Figure data in JSON:
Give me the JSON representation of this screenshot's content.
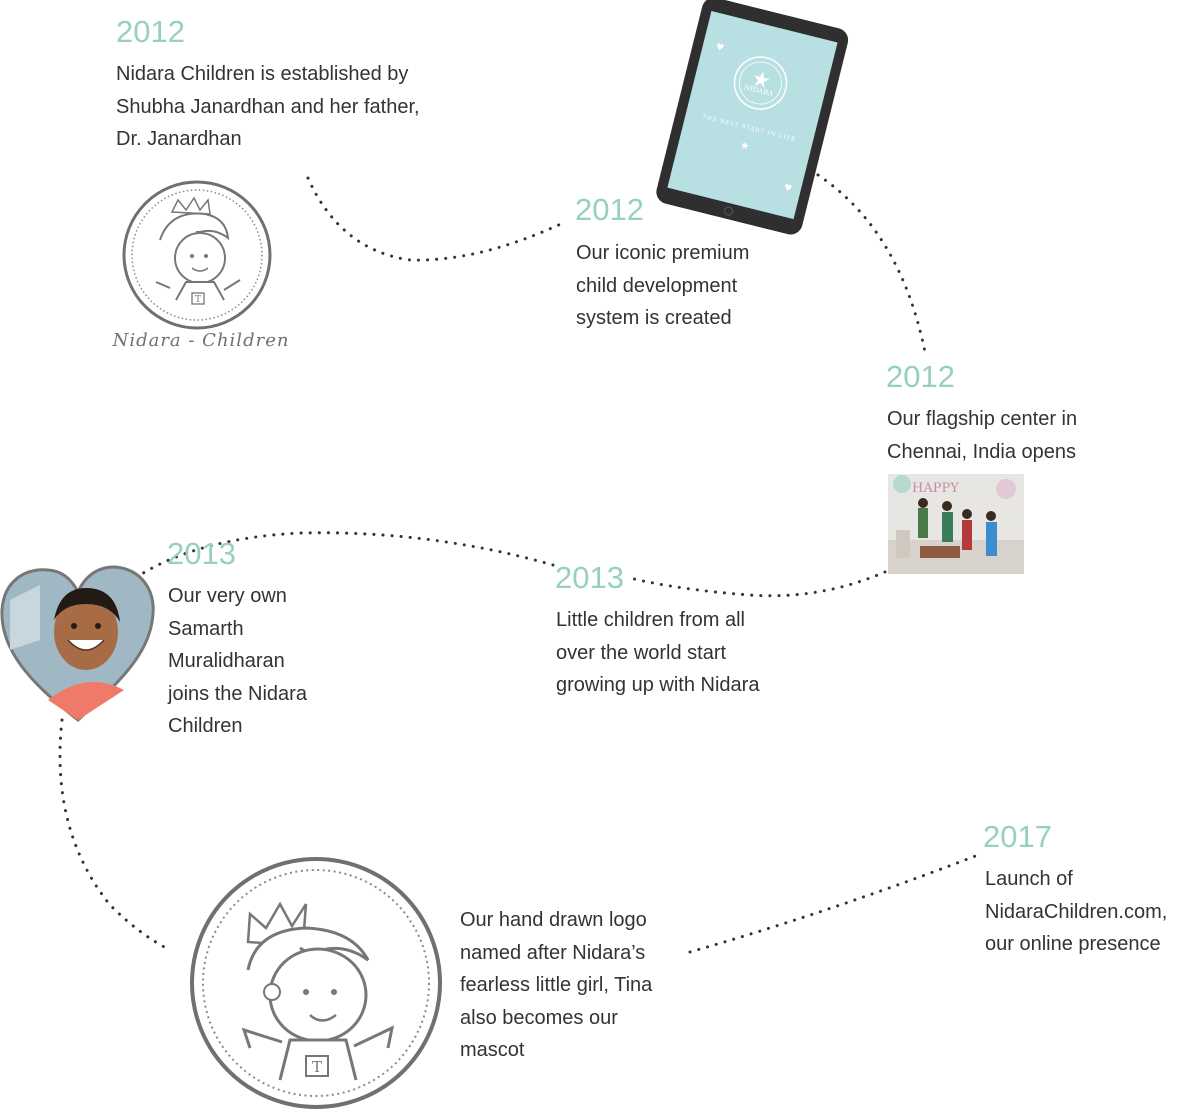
{
  "accent_color": "#97cfc2",
  "path_color": "#333333",
  "milestones": [
    {
      "year": "2012",
      "text": "Nidara Children is established by\nShubha Janardhan and her father,\nDr. Janardhan"
    },
    {
      "year": "2012",
      "text": "Our iconic premium\nchild development\nsystem is created"
    },
    {
      "year": "2012",
      "text": "Our flagship center in\nChennai, India opens"
    },
    {
      "year": "2013",
      "text": "Our very own\nSamarth\nMuralidharan\njoins the Nidara\nChildren"
    },
    {
      "year": "2013",
      "text": "Little children from all\nover the world start\ngrowing up with Nidara"
    },
    {
      "year": "",
      "text": "Our hand drawn logo\nnamed after Nidara’s\nfearless little girl, Tina\nalso becomes our\nmascot"
    },
    {
      "year": "2017",
      "text": "Launch of\nNidaraChildren.com,\nour online presence"
    }
  ],
  "images": {
    "logo_small": {
      "icon": "tina-logo-icon",
      "caption": "Nidara - Children"
    },
    "tablet": {
      "icon": "tablet-icon",
      "brand": "NIDARA",
      "tagline": "THE BEST START IN LIFE"
    },
    "center_photo": {
      "icon": "party-photo-icon",
      "banner": "HAPPY"
    },
    "heart_photo": {
      "icon": "child-portrait-icon"
    },
    "logo_large": {
      "icon": "tina-logo-icon"
    }
  }
}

* [STATED PROBLEM]: The lines to collect are those holding the string "text"; copy them all.

* [CORRECT ANSWER]:
      "text": "Nidara Children is established by\nShubha Janardhan and her father,\nDr. Janardhan"
      "text": "Our iconic premium\nchild development\nsystem is created"
      "text": "Our flagship center in\nChennai, India opens"
      "text": "Our very own\nSamarth\nMuralidharan\njoins the Nidara\nChildren"
      "text": "Little children from all\nover the world start\ngrowing up with Nidara"
      "text": "Our hand drawn logo\nnamed after Nidara’s\nfearless little girl, Tina\nalso becomes our\nmascot"
      "text": "Launch of\nNidaraChildren.com,\nour online presence"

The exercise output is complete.